## [Task to carry out]
Repeat each entry word for word. Leave any images out of the copy.

## [Input data]

+++++

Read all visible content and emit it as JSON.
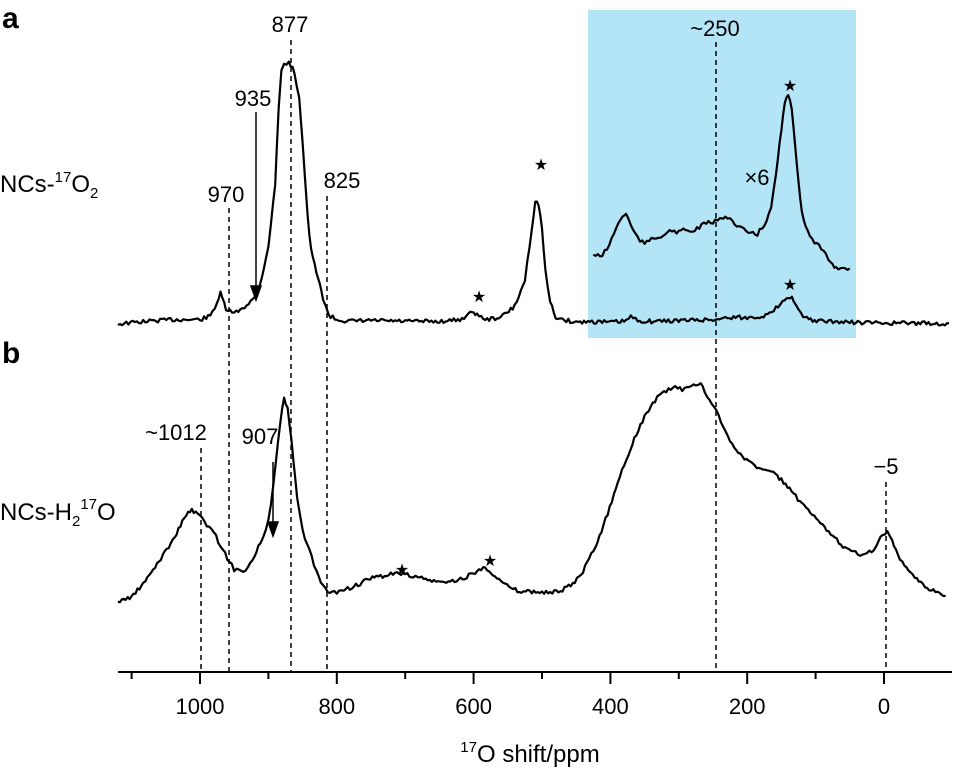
{
  "panels": [
    {
      "letter": "a",
      "label": "NCs-",
      "label_sup": "17",
      "label_tail": "O",
      "label_sub": "2",
      "label_tail2": ""
    },
    {
      "letter": "b",
      "label": "NCs-H",
      "label_sub": "2",
      "label_sup": "17",
      "label_tail": "O"
    }
  ],
  "annotations": {
    "p877": "877",
    "p935": "935",
    "p970": "970",
    "p825": "825",
    "p250": "~250",
    "x6": "×6",
    "p1012": "~1012",
    "p907": "907",
    "m5": "−5"
  },
  "colors": {
    "highlight": "#b3e5f7",
    "line": "#000000"
  },
  "chart_data": {
    "type": "line",
    "xlabel_sup": "17",
    "xlabel": "O shift/ppm",
    "xlim": [
      1125,
      -95
    ],
    "x_reversed": true,
    "xticks": [
      1000,
      800,
      600,
      400,
      200,
      0
    ],
    "xtick_labels": [
      "1000",
      "800",
      "600",
      "400",
      "200",
      "0"
    ],
    "highlight_range_ppm": [
      435,
      -40
    ],
    "reference_lines_ppm": [
      1012,
      970,
      877,
      825,
      250,
      -5
    ],
    "spinning_sidebands_ppm": {
      "a": [
        600,
        505,
        140
      ],
      "a_x6": [
        140
      ],
      "b": [
        715,
        583
      ]
    },
    "series": [
      {
        "name": "NCs-17O2",
        "x": [
          1120,
          1080,
          1040,
          1000,
          985,
          975,
          970,
          962,
          950,
          935,
          920,
          910,
          900,
          890,
          885,
          881,
          877,
          870,
          862,
          855,
          850,
          845,
          840,
          835,
          830,
          825,
          820,
          812,
          800,
          780,
          750,
          700,
          650,
          620,
          605,
          600,
          595,
          580,
          560,
          540,
          525,
          515,
          510,
          505,
          500,
          495,
          488,
          480,
          470,
          450,
          430,
          400,
          380,
          370,
          360,
          340,
          300,
          250,
          220,
          200,
          170,
          155,
          148,
          140,
          132,
          125,
          118,
          110,
          90,
          50,
          0,
          -50,
          -95
        ],
        "y": [
          0.0,
          0.03,
          0.05,
          0.05,
          0.09,
          0.25,
          0.35,
          0.17,
          0.12,
          0.2,
          0.3,
          0.52,
          0.9,
          1.6,
          2.5,
          2.9,
          3.0,
          3.0,
          2.9,
          2.6,
          2.1,
          1.5,
          1.0,
          0.75,
          0.6,
          0.45,
          0.3,
          0.1,
          0.05,
          0.03,
          0.04,
          0.03,
          0.03,
          0.05,
          0.12,
          0.15,
          0.1,
          0.05,
          0.08,
          0.2,
          0.5,
          1.1,
          1.4,
          1.38,
          1.1,
          0.6,
          0.25,
          0.08,
          0.05,
          0.02,
          0.03,
          0.02,
          0.03,
          0.08,
          0.04,
          0.03,
          0.04,
          0.05,
          0.08,
          0.07,
          0.1,
          0.2,
          0.28,
          0.32,
          0.28,
          0.15,
          0.08,
          0.05,
          0.03,
          0.02,
          0.01,
          0.01,
          0.0
        ]
      },
      {
        "name": "×6",
        "x": [
          425,
          415,
          405,
          395,
          385,
          377,
          370,
          360,
          350,
          340,
          330,
          320,
          310,
          300,
          290,
          280,
          270,
          260,
          250,
          240,
          232,
          225,
          215,
          205,
          195,
          185,
          175,
          165,
          158,
          150,
          145,
          140,
          135,
          130,
          125,
          120,
          112,
          105,
          95,
          85,
          78,
          70,
          60,
          50
        ],
        "y": [
          0.22,
          0.18,
          0.3,
          0.55,
          0.8,
          0.88,
          0.68,
          0.48,
          0.38,
          0.48,
          0.5,
          0.55,
          0.6,
          0.58,
          0.62,
          0.58,
          0.66,
          0.72,
          0.74,
          0.78,
          0.85,
          0.8,
          0.66,
          0.62,
          0.55,
          0.55,
          0.7,
          0.95,
          1.5,
          2.25,
          2.65,
          2.8,
          2.55,
          2.0,
          1.4,
          0.9,
          0.6,
          0.45,
          0.35,
          0.2,
          0.1,
          0.0,
          0.0,
          0.0
        ]
      },
      {
        "name": "NCs-H2-17O",
        "x": [
          1120,
          1100,
          1080,
          1060,
          1040,
          1020,
          1012,
          1000,
          990,
          980,
          970,
          960,
          950,
          940,
          930,
          920,
          912,
          907,
          900,
          893,
          886,
          880,
          877,
          872,
          866,
          858,
          850,
          840,
          830,
          820,
          810,
          800,
          790,
          775,
          760,
          745,
          730,
          715,
          700,
          685,
          670,
          655,
          640,
          625,
          610,
          595,
          583,
          575,
          560,
          545,
          530,
          515,
          500,
          485,
          470,
          455,
          440,
          425,
          410,
          395,
          380,
          365,
          350,
          338,
          325,
          315,
          305,
          295,
          285,
          275,
          268,
          262,
          255,
          245,
          235,
          225,
          210,
          195,
          180,
          165,
          150,
          135,
          120,
          105,
          90,
          75,
          60,
          45,
          35,
          25,
          15,
          8,
          2,
          -5,
          -12,
          -20,
          -30,
          -45,
          -60,
          -75,
          -90
        ],
        "y": [
          0.0,
          0.05,
          0.2,
          0.4,
          0.6,
          0.86,
          0.9,
          0.84,
          0.76,
          0.68,
          0.56,
          0.43,
          0.32,
          0.3,
          0.34,
          0.46,
          0.58,
          0.64,
          0.8,
          1.12,
          1.55,
          1.9,
          2.0,
          1.9,
          1.55,
          1.02,
          0.7,
          0.5,
          0.3,
          0.15,
          0.08,
          0.1,
          0.12,
          0.15,
          0.2,
          0.24,
          0.26,
          0.28,
          0.27,
          0.25,
          0.22,
          0.2,
          0.19,
          0.21,
          0.25,
          0.3,
          0.34,
          0.3,
          0.2,
          0.13,
          0.1,
          0.1,
          0.1,
          0.09,
          0.12,
          0.17,
          0.3,
          0.5,
          0.75,
          1.05,
          1.35,
          1.6,
          1.82,
          1.95,
          2.05,
          2.08,
          2.1,
          2.08,
          2.12,
          2.12,
          2.14,
          2.06,
          1.97,
          1.87,
          1.72,
          1.58,
          1.45,
          1.36,
          1.3,
          1.28,
          1.2,
          1.08,
          0.96,
          0.85,
          0.75,
          0.65,
          0.55,
          0.5,
          0.47,
          0.47,
          0.52,
          0.6,
          0.66,
          0.7,
          0.6,
          0.46,
          0.34,
          0.24,
          0.15,
          0.1,
          0.06
        ]
      }
    ]
  }
}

+++++

## [The result]
Read all visible content and emit it as JSON.
{
  "panels": [
    {
      "letter": "a",
      "label": "NCs-",
      "label_sup": "17",
      "label_tail": "O",
      "label_sub": "2",
      "label_tail2": ""
    },
    {
      "letter": "b",
      "label": "NCs-H",
      "label_sub": "2",
      "label_sup": "17",
      "label_tail": "O"
    }
  ],
  "annotations": {
    "p877": "877",
    "p935": "935",
    "p970": "970",
    "p825": "825",
    "p250": "~250",
    "x6": "×6",
    "p1012": "~1012",
    "p907": "907",
    "m5": "−5"
  },
  "colors": {
    "highlight": "#b3e5f7",
    "line": "#000000"
  },
  "chart_data": {
    "type": "line",
    "xlabel_sup": "17",
    "xlabel": "O shift/ppm",
    "xlim": [
      1125,
      -95
    ],
    "x_reversed": true,
    "xticks": [
      1000,
      800,
      600,
      400,
      200,
      0
    ],
    "xtick_labels": [
      "1000",
      "800",
      "600",
      "400",
      "200",
      "0"
    ],
    "highlight_range_ppm": [
      435,
      -40
    ],
    "reference_lines_ppm": [
      1012,
      970,
      877,
      825,
      250,
      -5
    ],
    "spinning_sidebands_ppm": {
      "a": [
        600,
        505,
        140
      ],
      "a_x6": [
        140
      ],
      "b": [
        715,
        583
      ]
    },
    "series": [
      {
        "name": "NCs-17O2",
        "x": [
          1120,
          1080,
          1040,
          1000,
          985,
          975,
          970,
          962,
          950,
          935,
          920,
          910,
          900,
          890,
          885,
          881,
          877,
          870,
          862,
          855,
          850,
          845,
          840,
          835,
          830,
          825,
          820,
          812,
          800,
          780,
          750,
          700,
          650,
          620,
          605,
          600,
          595,
          580,
          560,
          540,
          525,
          515,
          510,
          505,
          500,
          495,
          488,
          480,
          470,
          450,
          430,
          400,
          380,
          370,
          360,
          340,
          300,
          250,
          220,
          200,
          170,
          155,
          148,
          140,
          132,
          125,
          118,
          110,
          90,
          50,
          0,
          -50,
          -95
        ],
        "y": [
          0.0,
          0.03,
          0.05,
          0.05,
          0.09,
          0.25,
          0.35,
          0.17,
          0.12,
          0.2,
          0.3,
          0.52,
          0.9,
          1.6,
          2.5,
          2.9,
          3.0,
          3.0,
          2.9,
          2.6,
          2.1,
          1.5,
          1.0,
          0.75,
          0.6,
          0.45,
          0.3,
          0.1,
          0.05,
          0.03,
          0.04,
          0.03,
          0.03,
          0.05,
          0.12,
          0.15,
          0.1,
          0.05,
          0.08,
          0.2,
          0.5,
          1.1,
          1.4,
          1.38,
          1.1,
          0.6,
          0.25,
          0.08,
          0.05,
          0.02,
          0.03,
          0.02,
          0.03,
          0.08,
          0.04,
          0.03,
          0.04,
          0.05,
          0.08,
          0.07,
          0.1,
          0.2,
          0.28,
          0.32,
          0.28,
          0.15,
          0.08,
          0.05,
          0.03,
          0.02,
          0.01,
          0.01,
          0.0
        ]
      },
      {
        "name": "×6",
        "x": [
          425,
          415,
          405,
          395,
          385,
          377,
          370,
          360,
          350,
          340,
          330,
          320,
          310,
          300,
          290,
          280,
          270,
          260,
          250,
          240,
          232,
          225,
          215,
          205,
          195,
          185,
          175,
          165,
          158,
          150,
          145,
          140,
          135,
          130,
          125,
          120,
          112,
          105,
          95,
          85,
          78,
          70,
          60,
          50
        ],
        "y": [
          0.22,
          0.18,
          0.3,
          0.55,
          0.8,
          0.88,
          0.68,
          0.48,
          0.38,
          0.48,
          0.5,
          0.55,
          0.6,
          0.58,
          0.62,
          0.58,
          0.66,
          0.72,
          0.74,
          0.78,
          0.85,
          0.8,
          0.66,
          0.62,
          0.55,
          0.55,
          0.7,
          0.95,
          1.5,
          2.25,
          2.65,
          2.8,
          2.55,
          2.0,
          1.4,
          0.9,
          0.6,
          0.45,
          0.35,
          0.2,
          0.1,
          0.0,
          0.0,
          0.0
        ]
      },
      {
        "name": "NCs-H2-17O",
        "x": [
          1120,
          1100,
          1080,
          1060,
          1040,
          1020,
          1012,
          1000,
          990,
          980,
          970,
          960,
          950,
          940,
          930,
          920,
          912,
          907,
          900,
          893,
          886,
          880,
          877,
          872,
          866,
          858,
          850,
          840,
          830,
          820,
          810,
          800,
          790,
          775,
          760,
          745,
          730,
          715,
          700,
          685,
          670,
          655,
          640,
          625,
          610,
          595,
          583,
          575,
          560,
          545,
          530,
          515,
          500,
          485,
          470,
          455,
          440,
          425,
          410,
          395,
          380,
          365,
          350,
          338,
          325,
          315,
          305,
          295,
          285,
          275,
          268,
          262,
          255,
          245,
          235,
          225,
          210,
          195,
          180,
          165,
          150,
          135,
          120,
          105,
          90,
          75,
          60,
          45,
          35,
          25,
          15,
          8,
          2,
          -5,
          -12,
          -20,
          -30,
          -45,
          -60,
          -75,
          -90
        ],
        "y": [
          0.0,
          0.05,
          0.2,
          0.4,
          0.6,
          0.86,
          0.9,
          0.84,
          0.76,
          0.68,
          0.56,
          0.43,
          0.32,
          0.3,
          0.34,
          0.46,
          0.58,
          0.64,
          0.8,
          1.12,
          1.55,
          1.9,
          2.0,
          1.9,
          1.55,
          1.02,
          0.7,
          0.5,
          0.3,
          0.15,
          0.08,
          0.1,
          0.12,
          0.15,
          0.2,
          0.24,
          0.26,
          0.28,
          0.27,
          0.25,
          0.22,
          0.2,
          0.19,
          0.21,
          0.25,
          0.3,
          0.34,
          0.3,
          0.2,
          0.13,
          0.1,
          0.1,
          0.1,
          0.09,
          0.12,
          0.17,
          0.3,
          0.5,
          0.75,
          1.05,
          1.35,
          1.6,
          1.82,
          1.95,
          2.05,
          2.08,
          2.1,
          2.08,
          2.12,
          2.12,
          2.14,
          2.06,
          1.97,
          1.87,
          1.72,
          1.58,
          1.45,
          1.36,
          1.3,
          1.28,
          1.2,
          1.08,
          0.96,
          0.85,
          0.75,
          0.65,
          0.55,
          0.5,
          0.47,
          0.47,
          0.52,
          0.6,
          0.66,
          0.7,
          0.6,
          0.46,
          0.34,
          0.24,
          0.15,
          0.1,
          0.06
        ]
      }
    ]
  }
}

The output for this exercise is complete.